WHAT TO WORK ON: Each line that holds the word "宝鸡老字号" should be returned.

Dataset items
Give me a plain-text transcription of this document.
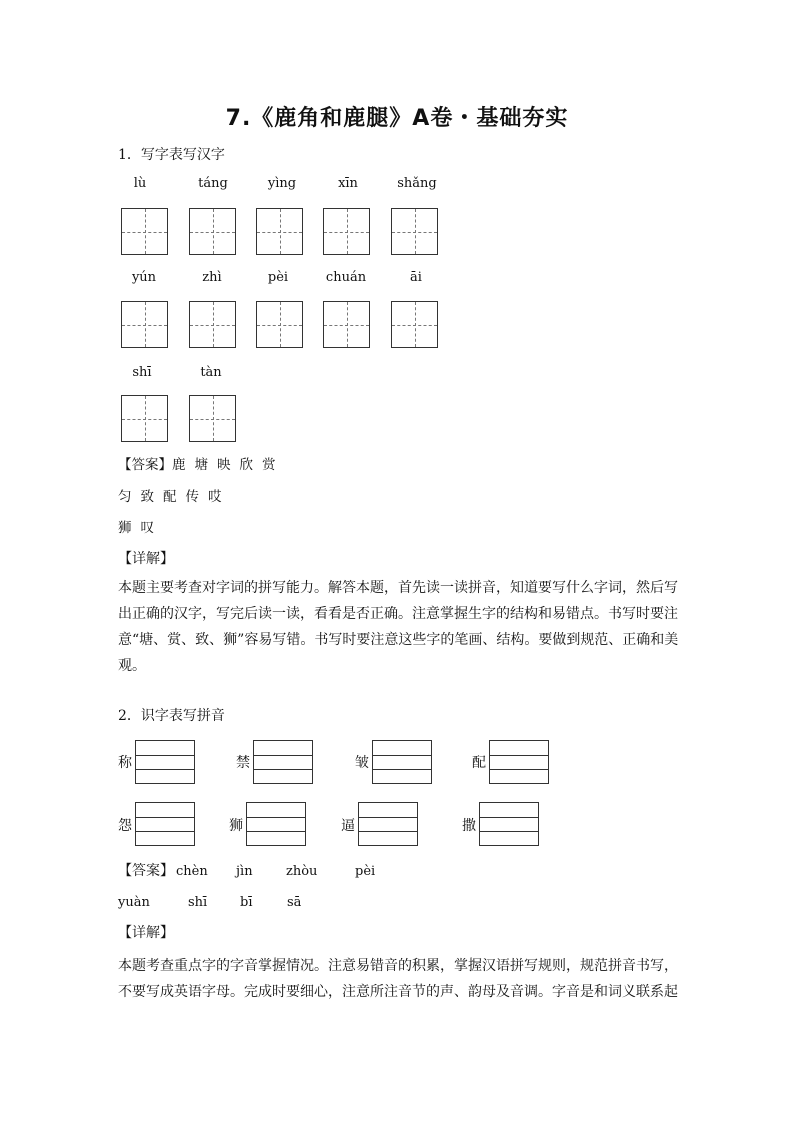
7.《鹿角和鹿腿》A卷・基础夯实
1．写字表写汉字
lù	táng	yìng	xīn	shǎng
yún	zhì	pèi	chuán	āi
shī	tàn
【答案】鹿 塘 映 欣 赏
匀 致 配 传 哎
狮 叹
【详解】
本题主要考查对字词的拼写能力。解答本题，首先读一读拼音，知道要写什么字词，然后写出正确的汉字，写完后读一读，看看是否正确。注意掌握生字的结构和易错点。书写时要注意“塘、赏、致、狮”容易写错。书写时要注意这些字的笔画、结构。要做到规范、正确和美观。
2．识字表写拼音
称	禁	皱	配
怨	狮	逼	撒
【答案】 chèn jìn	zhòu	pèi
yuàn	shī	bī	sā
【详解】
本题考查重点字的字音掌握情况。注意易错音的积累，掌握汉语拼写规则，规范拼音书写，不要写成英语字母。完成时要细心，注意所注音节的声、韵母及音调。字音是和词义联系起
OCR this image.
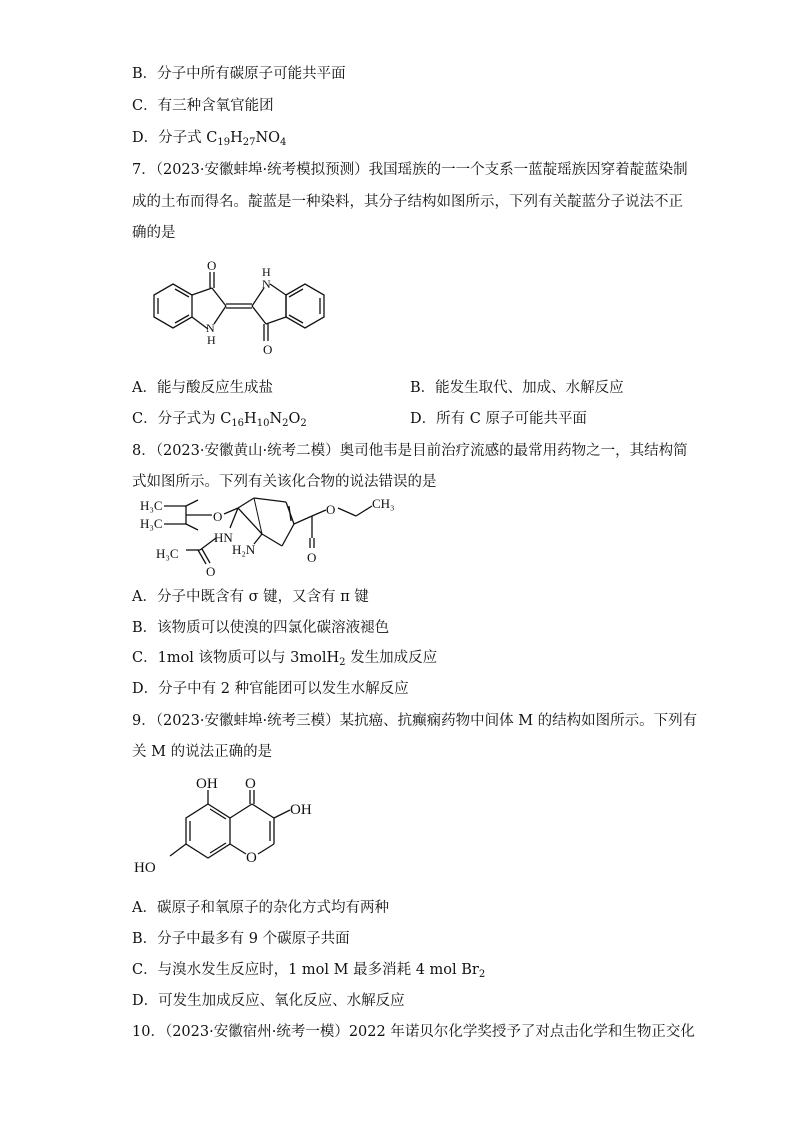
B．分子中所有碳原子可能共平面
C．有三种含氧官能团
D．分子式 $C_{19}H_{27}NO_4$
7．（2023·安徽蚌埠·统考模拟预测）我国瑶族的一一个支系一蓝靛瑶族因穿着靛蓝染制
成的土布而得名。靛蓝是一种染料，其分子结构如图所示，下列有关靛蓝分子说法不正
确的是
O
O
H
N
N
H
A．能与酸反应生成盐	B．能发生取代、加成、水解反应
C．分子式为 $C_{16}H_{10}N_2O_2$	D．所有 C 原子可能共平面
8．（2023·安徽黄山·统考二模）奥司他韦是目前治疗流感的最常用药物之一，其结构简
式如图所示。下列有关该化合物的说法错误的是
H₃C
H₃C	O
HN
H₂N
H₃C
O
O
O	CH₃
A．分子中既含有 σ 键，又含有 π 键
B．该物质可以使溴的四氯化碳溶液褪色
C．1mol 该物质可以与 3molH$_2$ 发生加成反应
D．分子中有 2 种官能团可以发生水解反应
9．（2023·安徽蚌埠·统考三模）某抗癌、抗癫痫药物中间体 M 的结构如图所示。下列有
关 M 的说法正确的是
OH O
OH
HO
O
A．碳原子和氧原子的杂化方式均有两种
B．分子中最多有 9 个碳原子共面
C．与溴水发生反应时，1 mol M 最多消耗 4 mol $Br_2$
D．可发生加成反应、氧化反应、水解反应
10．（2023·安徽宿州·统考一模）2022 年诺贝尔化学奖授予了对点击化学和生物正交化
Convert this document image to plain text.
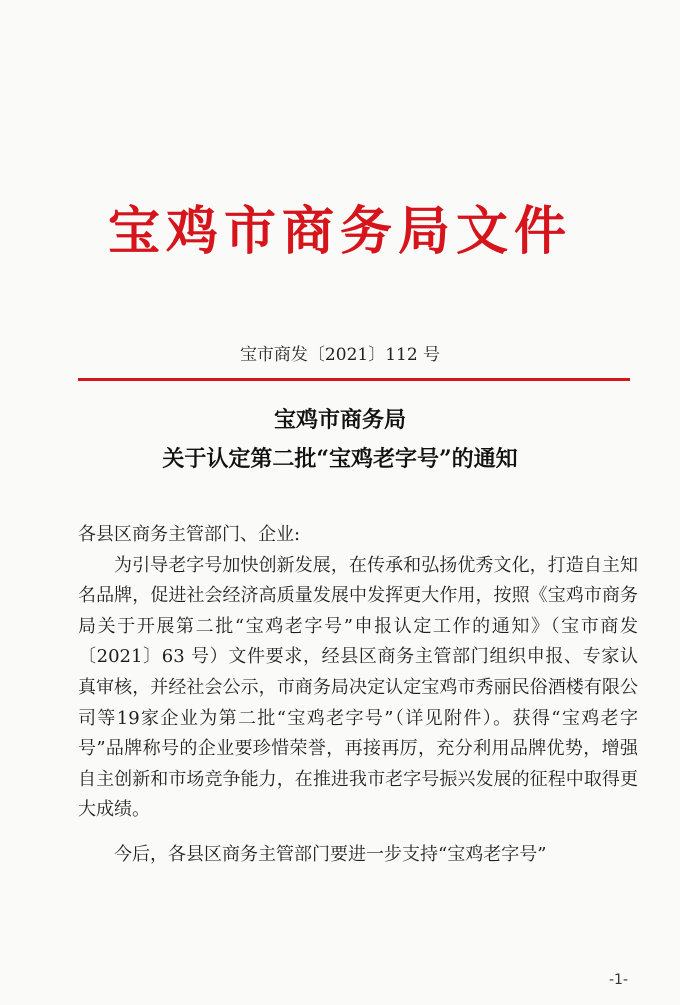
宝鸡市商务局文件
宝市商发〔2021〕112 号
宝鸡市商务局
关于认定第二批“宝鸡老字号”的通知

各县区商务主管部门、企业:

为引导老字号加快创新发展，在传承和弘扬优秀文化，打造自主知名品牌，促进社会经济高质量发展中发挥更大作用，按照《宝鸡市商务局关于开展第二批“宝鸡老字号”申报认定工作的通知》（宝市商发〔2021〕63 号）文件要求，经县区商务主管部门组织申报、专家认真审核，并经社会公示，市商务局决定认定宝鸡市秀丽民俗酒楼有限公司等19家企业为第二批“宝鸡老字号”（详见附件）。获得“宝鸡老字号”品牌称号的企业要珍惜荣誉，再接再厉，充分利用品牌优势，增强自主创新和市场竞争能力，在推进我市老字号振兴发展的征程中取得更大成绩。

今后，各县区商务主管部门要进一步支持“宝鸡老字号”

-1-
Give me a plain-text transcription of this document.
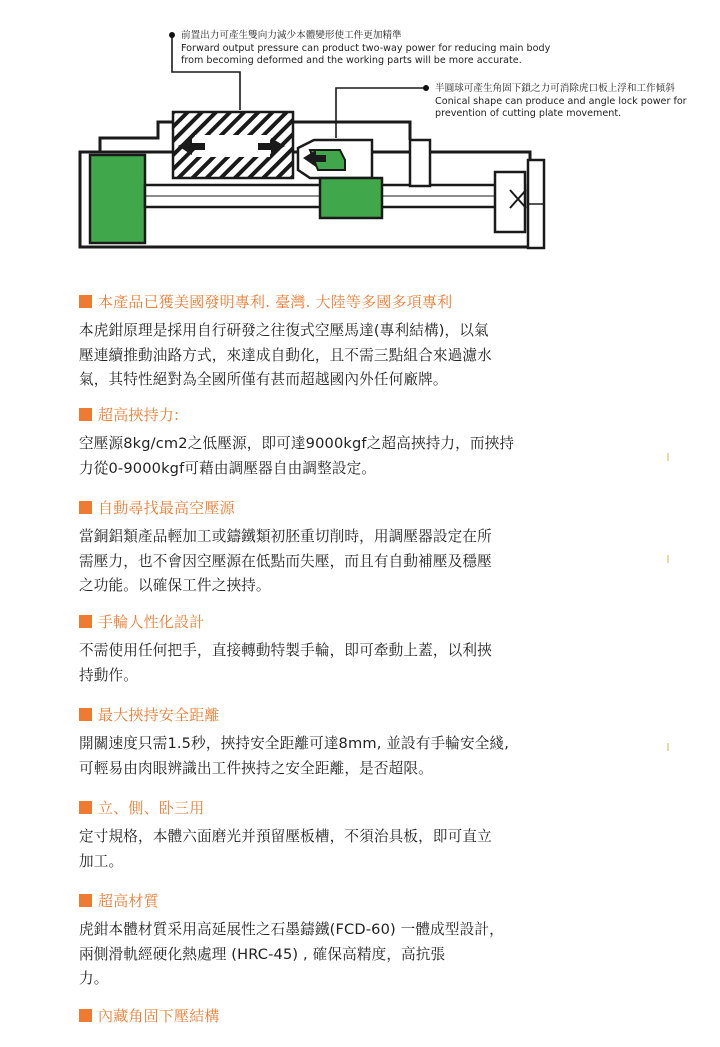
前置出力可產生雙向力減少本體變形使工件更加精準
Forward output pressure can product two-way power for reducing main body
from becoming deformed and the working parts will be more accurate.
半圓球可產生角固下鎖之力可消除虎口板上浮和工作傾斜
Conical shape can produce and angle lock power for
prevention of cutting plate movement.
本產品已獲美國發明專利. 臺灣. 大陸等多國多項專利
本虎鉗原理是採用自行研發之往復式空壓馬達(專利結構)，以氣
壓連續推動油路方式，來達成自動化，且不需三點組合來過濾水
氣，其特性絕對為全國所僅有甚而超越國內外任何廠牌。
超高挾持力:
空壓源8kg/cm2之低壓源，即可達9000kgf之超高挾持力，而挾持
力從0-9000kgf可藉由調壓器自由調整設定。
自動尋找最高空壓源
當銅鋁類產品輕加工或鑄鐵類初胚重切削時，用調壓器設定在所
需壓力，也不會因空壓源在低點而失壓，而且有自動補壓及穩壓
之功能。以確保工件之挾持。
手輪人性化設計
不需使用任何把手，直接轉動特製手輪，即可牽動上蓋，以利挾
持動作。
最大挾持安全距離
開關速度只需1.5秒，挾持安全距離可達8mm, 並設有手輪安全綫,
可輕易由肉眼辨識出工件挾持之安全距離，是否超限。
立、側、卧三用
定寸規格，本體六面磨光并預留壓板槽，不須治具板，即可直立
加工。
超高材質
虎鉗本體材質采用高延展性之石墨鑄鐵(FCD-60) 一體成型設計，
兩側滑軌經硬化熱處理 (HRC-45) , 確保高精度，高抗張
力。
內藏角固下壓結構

EXPECTED OUTPUT:
关于认定第二批“宝鸡老字号”的通知
为引导老字号加快创新发展，在传承和弘扬优秀文化，打造自主知名品牌，促进社会经济高质量发展中发挥更大作用，按照《宝鸡市商务局关于开展第二批“宝鸡老字号”申报认定工作的通知》（宝市商发〔2021〕63 号）文件要求，经县区商务主管部门组织申报、专家认真审核，并经社会公示，市商务局决定认定宝鸡市秀丽民俗酒楼有限公司等19家企业为第二批“宝鸡老字号”（详见附件）。获得“宝鸡老字号”品牌称号的企业要珍惜荣誉，再接再厉，充分利用品牌优势，增强自主创新和市场竞争能力，在推进我市老字号振兴发展的征程中取得更大成绩。
今后，各县区商务主管部门要进一步支持“宝鸡老字号”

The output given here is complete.